• **A block of data**
-- Start --
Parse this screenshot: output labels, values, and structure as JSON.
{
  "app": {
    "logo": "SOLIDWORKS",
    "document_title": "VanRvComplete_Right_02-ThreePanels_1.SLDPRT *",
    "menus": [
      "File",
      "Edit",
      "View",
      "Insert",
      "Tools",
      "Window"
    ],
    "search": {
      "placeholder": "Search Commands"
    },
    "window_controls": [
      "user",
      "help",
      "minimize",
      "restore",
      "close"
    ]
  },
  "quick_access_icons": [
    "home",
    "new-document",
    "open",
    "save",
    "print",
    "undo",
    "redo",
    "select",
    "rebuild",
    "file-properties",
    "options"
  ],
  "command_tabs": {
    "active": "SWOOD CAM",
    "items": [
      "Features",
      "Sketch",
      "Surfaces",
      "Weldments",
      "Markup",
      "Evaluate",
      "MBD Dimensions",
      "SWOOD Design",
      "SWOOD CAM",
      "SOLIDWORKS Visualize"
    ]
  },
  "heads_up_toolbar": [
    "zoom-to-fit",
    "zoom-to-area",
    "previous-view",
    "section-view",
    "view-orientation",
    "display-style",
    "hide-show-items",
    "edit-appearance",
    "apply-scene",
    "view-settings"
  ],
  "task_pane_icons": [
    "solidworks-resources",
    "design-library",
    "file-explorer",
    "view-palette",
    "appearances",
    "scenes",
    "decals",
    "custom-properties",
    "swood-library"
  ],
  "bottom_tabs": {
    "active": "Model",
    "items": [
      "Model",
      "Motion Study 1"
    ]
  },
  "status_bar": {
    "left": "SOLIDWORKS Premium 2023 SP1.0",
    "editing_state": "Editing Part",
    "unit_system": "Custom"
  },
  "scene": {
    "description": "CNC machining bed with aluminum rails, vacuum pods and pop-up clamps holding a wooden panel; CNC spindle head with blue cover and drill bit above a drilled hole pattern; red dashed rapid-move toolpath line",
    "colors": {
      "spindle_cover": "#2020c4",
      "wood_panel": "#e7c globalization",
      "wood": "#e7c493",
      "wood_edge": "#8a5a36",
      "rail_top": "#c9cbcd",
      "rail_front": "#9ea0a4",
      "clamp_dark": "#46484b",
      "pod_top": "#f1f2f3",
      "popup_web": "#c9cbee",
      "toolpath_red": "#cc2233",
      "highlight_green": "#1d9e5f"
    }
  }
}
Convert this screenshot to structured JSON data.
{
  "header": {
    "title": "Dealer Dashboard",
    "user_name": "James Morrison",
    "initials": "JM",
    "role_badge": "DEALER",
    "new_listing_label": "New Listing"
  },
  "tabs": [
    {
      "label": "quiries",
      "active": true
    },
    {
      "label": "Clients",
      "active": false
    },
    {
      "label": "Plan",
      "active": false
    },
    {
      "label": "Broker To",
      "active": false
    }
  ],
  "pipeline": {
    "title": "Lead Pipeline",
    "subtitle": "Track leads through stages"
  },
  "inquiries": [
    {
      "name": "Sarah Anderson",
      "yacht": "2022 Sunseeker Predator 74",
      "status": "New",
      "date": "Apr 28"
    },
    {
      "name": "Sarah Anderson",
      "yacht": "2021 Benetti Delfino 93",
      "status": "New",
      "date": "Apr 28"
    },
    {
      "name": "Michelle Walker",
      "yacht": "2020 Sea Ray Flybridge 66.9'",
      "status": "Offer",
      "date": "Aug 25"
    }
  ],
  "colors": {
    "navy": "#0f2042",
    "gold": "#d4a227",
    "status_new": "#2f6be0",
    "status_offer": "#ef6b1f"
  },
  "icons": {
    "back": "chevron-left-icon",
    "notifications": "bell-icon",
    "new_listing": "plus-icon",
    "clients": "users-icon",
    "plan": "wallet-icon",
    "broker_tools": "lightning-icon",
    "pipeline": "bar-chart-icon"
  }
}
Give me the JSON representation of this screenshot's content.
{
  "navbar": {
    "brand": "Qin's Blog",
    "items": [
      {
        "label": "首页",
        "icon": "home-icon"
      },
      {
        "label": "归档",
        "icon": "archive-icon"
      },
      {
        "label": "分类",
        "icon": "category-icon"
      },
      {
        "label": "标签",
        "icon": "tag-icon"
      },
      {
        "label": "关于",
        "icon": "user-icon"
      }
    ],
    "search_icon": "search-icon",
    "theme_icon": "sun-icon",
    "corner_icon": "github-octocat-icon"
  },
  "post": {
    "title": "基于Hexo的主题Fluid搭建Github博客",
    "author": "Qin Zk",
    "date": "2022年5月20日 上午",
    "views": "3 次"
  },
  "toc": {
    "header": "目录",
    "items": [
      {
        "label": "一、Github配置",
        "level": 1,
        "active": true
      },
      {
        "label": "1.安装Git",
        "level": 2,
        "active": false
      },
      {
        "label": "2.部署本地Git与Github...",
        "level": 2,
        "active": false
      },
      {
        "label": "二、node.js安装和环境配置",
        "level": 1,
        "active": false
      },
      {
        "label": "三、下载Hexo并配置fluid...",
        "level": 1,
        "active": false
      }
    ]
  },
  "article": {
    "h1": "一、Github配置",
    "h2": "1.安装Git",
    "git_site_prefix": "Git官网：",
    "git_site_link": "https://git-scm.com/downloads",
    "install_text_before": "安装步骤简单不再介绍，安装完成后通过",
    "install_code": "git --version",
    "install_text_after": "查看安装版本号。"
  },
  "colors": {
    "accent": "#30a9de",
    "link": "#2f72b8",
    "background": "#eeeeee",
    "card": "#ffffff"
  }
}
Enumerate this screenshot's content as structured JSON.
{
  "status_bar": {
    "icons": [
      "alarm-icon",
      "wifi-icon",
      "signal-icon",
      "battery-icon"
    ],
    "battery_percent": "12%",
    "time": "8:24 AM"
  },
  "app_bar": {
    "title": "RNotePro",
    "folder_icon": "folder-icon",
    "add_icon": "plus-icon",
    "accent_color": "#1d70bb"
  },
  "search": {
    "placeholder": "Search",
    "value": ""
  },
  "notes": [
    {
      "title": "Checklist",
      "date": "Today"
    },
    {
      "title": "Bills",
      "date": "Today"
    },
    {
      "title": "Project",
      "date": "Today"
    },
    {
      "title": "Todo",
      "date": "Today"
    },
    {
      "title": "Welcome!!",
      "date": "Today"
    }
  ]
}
-- End --
Repeat the material above exactly.

Parse this screenshot: output labels, values, and structure as JSON.
{
  "app": {
    "logo": "SOLIDWORKS",
    "document_title": "VanRvComplete_Right_02-ThreePanels_1.SLDPRT *",
    "menus": [
      "File",
      "Edit",
      "View",
      "Insert",
      "Tools",
      "Window"
    ],
    "search": {
      "placeholder": "Search Commands"
    },
    "window_controls": [
      "user",
      "help",
      "minimize",
      "restore",
      "close"
    ]
  },
  "quick_access_icons": [
    "home",
    "new-document",
    "open",
    "save",
    "print",
    "undo",
    "redo",
    "select",
    "rebuild",
    "file-properties",
    "options"
  ],
  "command_tabs": {
    "active": "SWOOD CAM",
    "items": [
      "Features",
      "Sketch",
      "Surfaces",
      "Weldments",
      "Markup",
      "Evaluate",
      "MBD Dimensions",
      "SWOOD Design",
      "SWOOD CAM",
      "SOLIDWORKS Visualize"
    ]
  },
  "heads_up_toolbar": [
    "zoom-to-fit",
    "zoom-to-area",
    "previous-view",
    "section-view",
    "view-orientation",
    "display-style",
    "hide-show-items",
    "edit-appearance",
    "apply-scene",
    "view-settings"
  ],
  "task_pane_icons": [
    "solidworks-resources",
    "design-library",
    "file-explorer",
    "view-palette",
    "appearances",
    "scenes",
    "decals",
    "custom-properties",
    "swood-library"
  ],
  "bottom_tabs": {
    "active": "Model",
    "items": [
      "Model",
      "Motion Study 1"
    ]
  },
  "status_bar": {
    "left": "SOLIDWORKS Premium 2023 SP1.0",
    "editing_state": "Editing Part",
    "unit_system": "Custom"
  },
  "scene": {
    "description": "CNC machining bed with aluminum rails, vacuum pods and pop-up clamps holding a wooden panel; CNC spindle head with blue cover and drill bit above a drilled hole pattern; red dashed rapid-move toolpath line",
    "colors": {
      "spindle_cover": "#2020c4",
      "wood_panel": "#e7c globalization",
      "wood": "#e7c493",
      "wood_edge": "#8a5a36",
      "rail_top": "#c9cbcd",
      "rail_front": "#9ea0a4",
      "clamp_dark": "#46484b",
      "pod_top": "#f1f2f3",
      "popup_web": "#c9cbee",
      "toolpath_red": "#cc2233",
      "highlight_green": "#1d9e5f"
    }
  }
}
Convert this screenshot to structured JSON data.
{
  "header": {
    "title": "Dealer Dashboard",
    "user_name": "James Morrison",
    "initials": "JM",
    "role_badge": "DEALER",
    "new_listing_label": "New Listing"
  },
  "tabs": [
    {
      "label": "quiries",
      "active": true
    },
    {
      "label": "Clients",
      "active": false
    },
    {
      "label": "Plan",
      "active": false
    },
    {
      "label": "Broker To",
      "active": false
    }
  ],
  "pipeline": {
    "title": "Lead Pipeline",
    "subtitle": "Track leads through stages"
  },
  "inquiries": [
    {
      "name": "Sarah Anderson",
      "yacht": "2022 Sunseeker Predator 74",
      "status": "New",
      "date": "Apr 28"
    },
    {
      "name": "Sarah Anderson",
      "yacht": "2021 Benetti Delfino 93",
      "status": "New",
      "date": "Apr 28"
    },
    {
      "name": "Michelle Walker",
      "yacht": "2020 Sea Ray Flybridge 66.9'",
      "status": "Offer",
      "date": "Aug 25"
    }
  ],
  "colors": {
    "navy": "#0f2042",
    "gold": "#d4a227",
    "status_new": "#2f6be0",
    "status_offer": "#ef6b1f"
  },
  "icons": {
    "back": "chevron-left-icon",
    "notifications": "bell-icon",
    "new_listing": "plus-icon",
    "clients": "users-icon",
    "plan": "wallet-icon",
    "broker_tools": "lightning-icon",
    "pipeline": "bar-chart-icon"
  }
}
Give me the JSON representation of this screenshot's content.
{
  "navbar": {
    "brand": "Qin's Blog",
    "items": [
      {
        "label": "首页",
        "icon": "home-icon"
      },
      {
        "label": "归档",
        "icon": "archive-icon"
      },
      {
        "label": "分类",
        "icon": "category-icon"
      },
      {
        "label": "标签",
        "icon": "tag-icon"
      },
      {
        "label": "关于",
        "icon": "user-icon"
      }
    ],
    "search_icon": "search-icon",
    "theme_icon": "sun-icon",
    "corner_icon": "github-octocat-icon"
  },
  "post": {
    "title": "基于Hexo的主题Fluid搭建Github博客",
    "author": "Qin Zk",
    "date": "2022年5月20日 上午",
    "views": "3 次"
  },
  "toc": {
    "header": "目录",
    "items": [
      {
        "label": "一、Github配置",
        "level": 1,
        "active": true
      },
      {
        "label": "1.安装Git",
        "level": 2,
        "active": false
      },
      {
        "label": "2.部署本地Git与Github...",
        "level": 2,
        "active": false
      },
      {
        "label": "二、node.js安装和环境配置",
        "level": 1,
        "active": false
      },
      {
        "label": "三、下载Hexo并配置fluid...",
        "level": 1,
        "active": false
      }
    ]
  },
  "article": {
    "h1": "一、Github配置",
    "h2": "1.安装Git",
    "git_site_prefix": "Git官网：",
    "git_site_link": "https://git-scm.com/downloads",
    "install_text_before": "安装步骤简单不再介绍，安装完成后通过",
    "install_code": "git --version",
    "install_text_after": "查看安装版本号。"
  },
  "colors": {
    "accent": "#30a9de",
    "link": "#2f72b8",
    "background": "#eeeeee",
    "card": "#ffffff"
  }
}
Enumerate this screenshot's content as structured JSON.
{
  "status_bar": {
    "icons": [
      "alarm-icon",
      "wifi-icon",
      "signal-icon",
      "battery-icon"
    ],
    "battery_percent": "12%",
    "time": "8:24 AM"
  },
  "app_bar": {
    "title": "RNotePro",
    "folder_icon": "folder-icon",
    "add_icon": "plus-icon",
    "accent_color": "#1d70bb"
  },
  "search": {
    "placeholder": "Search",
    "value": ""
  },
  "notes": [
    {
      "title": "Checklist",
      "date": "Today"
    },
    {
      "title": "Bills",
      "date": "Today"
    },
    {
      "title": "Project",
      "date": "Today"
    },
    {
      "title": "Todo",
      "date": "Today"
    },
    {
      "title": "Welcome!!",
      "date": "Today"
    }
  ]
}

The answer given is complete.